[Instructions to follow] Reproduce the listing exactly and skip over any pictures.

[Part of a data file]
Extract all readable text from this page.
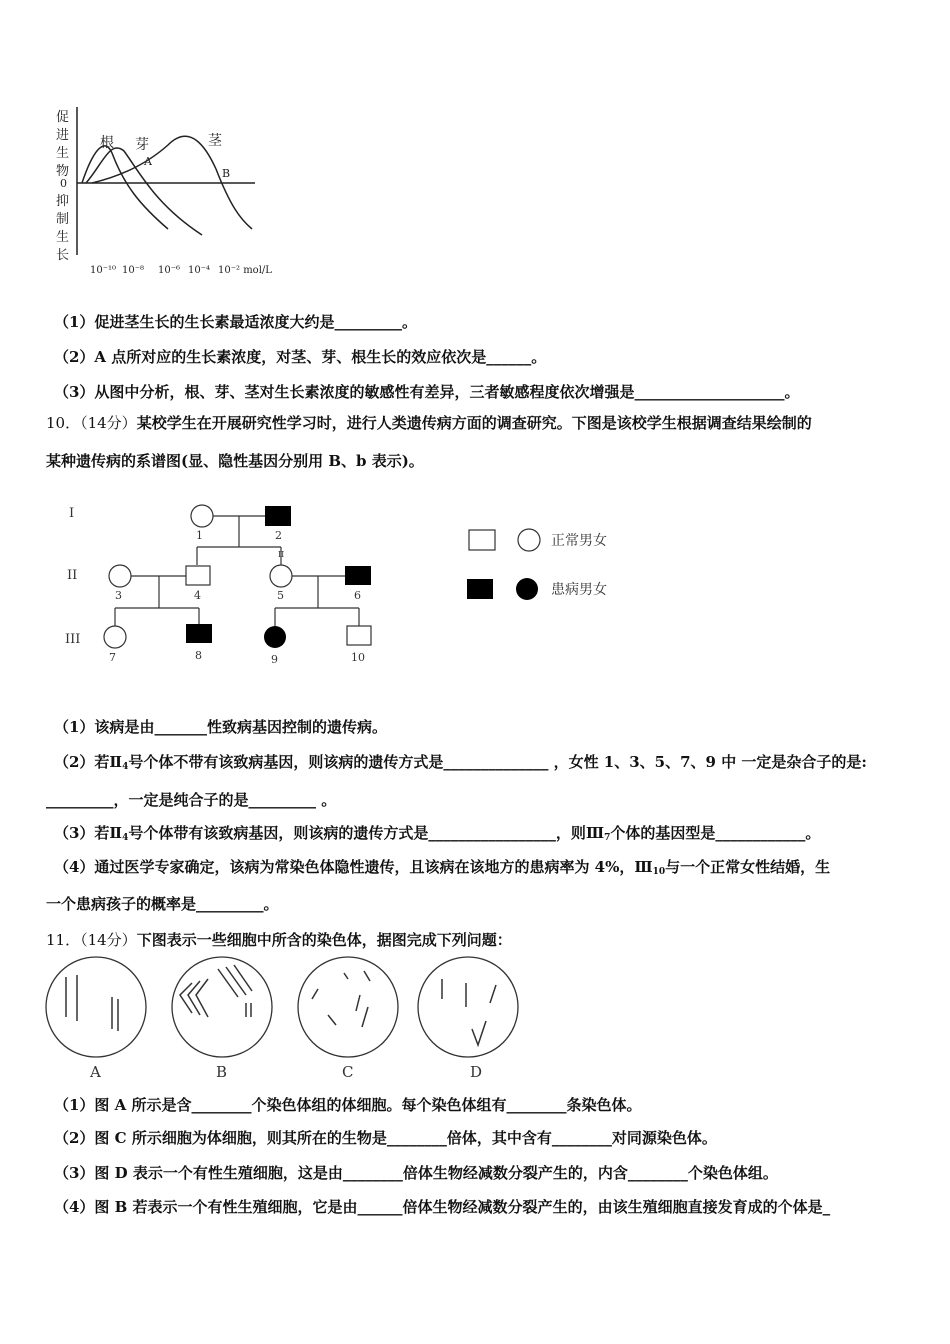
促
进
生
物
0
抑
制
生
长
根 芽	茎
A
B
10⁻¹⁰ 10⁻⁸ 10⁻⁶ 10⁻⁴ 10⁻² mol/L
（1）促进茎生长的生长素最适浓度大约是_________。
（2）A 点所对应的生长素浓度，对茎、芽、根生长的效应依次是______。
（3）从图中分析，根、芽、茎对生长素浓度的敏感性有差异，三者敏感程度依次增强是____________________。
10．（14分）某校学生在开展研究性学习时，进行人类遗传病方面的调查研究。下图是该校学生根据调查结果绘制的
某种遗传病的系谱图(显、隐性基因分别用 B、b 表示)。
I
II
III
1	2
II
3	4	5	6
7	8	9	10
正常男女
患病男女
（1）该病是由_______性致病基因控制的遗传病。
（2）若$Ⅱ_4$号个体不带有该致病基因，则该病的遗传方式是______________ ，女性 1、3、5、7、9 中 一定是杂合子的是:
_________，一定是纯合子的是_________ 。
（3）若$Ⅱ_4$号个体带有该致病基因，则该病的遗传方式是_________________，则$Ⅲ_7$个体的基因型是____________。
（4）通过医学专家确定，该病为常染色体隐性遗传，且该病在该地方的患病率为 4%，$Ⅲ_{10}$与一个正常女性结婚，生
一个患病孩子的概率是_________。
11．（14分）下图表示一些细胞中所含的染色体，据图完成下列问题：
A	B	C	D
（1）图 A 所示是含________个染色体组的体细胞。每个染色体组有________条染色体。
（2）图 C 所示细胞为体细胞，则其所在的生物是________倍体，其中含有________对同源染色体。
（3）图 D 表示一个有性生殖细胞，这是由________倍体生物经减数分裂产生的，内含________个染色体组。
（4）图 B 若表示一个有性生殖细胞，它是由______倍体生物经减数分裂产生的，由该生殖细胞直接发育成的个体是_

[Expected output]
Extract all readable text from this page.
促
进
生
物
0
抑
制
生
长
根 芽	茎
A
B
10⁻¹⁰ 10⁻⁸ 10⁻⁶ 10⁻⁴ 10⁻² mol/L
（1）促进茎生长的生长素最适浓度大约是_________。
（2）A 点所对应的生长素浓度，对茎、芽、根生长的效应依次是______。
（3）从图中分析，根、芽、茎对生长素浓度的敏感性有差异，三者敏感程度依次增强是____________________。
10．（14分）某校学生在开展研究性学习时，进行人类遗传病方面的调查研究。下图是该校学生根据调查结果绘制的
某种遗传病的系谱图(显、隐性基因分别用 B、b 表示)。
I
II
III
1	2
II
3	4	5	6
7	8	9	10
正常男女
患病男女
（1）该病是由_______性致病基因控制的遗传病。
（2）若$Ⅱ_4$号个体不带有该致病基因，则该病的遗传方式是______________ ，女性 1、3、5、7、9 中 一定是杂合子的是:
_________，一定是纯合子的是_________ 。
（3）若$Ⅱ_4$号个体带有该致病基因，则该病的遗传方式是_________________，则$Ⅲ_7$个体的基因型是____________。
（4）通过医学专家确定，该病为常染色体隐性遗传，且该病在该地方的患病率为 4%，$Ⅲ_{10}$与一个正常女性结婚，生
一个患病孩子的概率是_________。
11．（14分）下图表示一些细胞中所含的染色体，据图完成下列问题：
A	B	C	D
（1）图 A 所示是含________个染色体组的体细胞。每个染色体组有________条染色体。
（2）图 C 所示细胞为体细胞，则其所在的生物是________倍体，其中含有________对同源染色体。
（3）图 D 表示一个有性生殖细胞，这是由________倍体生物经减数分裂产生的，内含________个染色体组。
（4）图 B 若表示一个有性生殖细胞，它是由______倍体生物经减数分裂产生的，由该生殖细胞直接发育成的个体是_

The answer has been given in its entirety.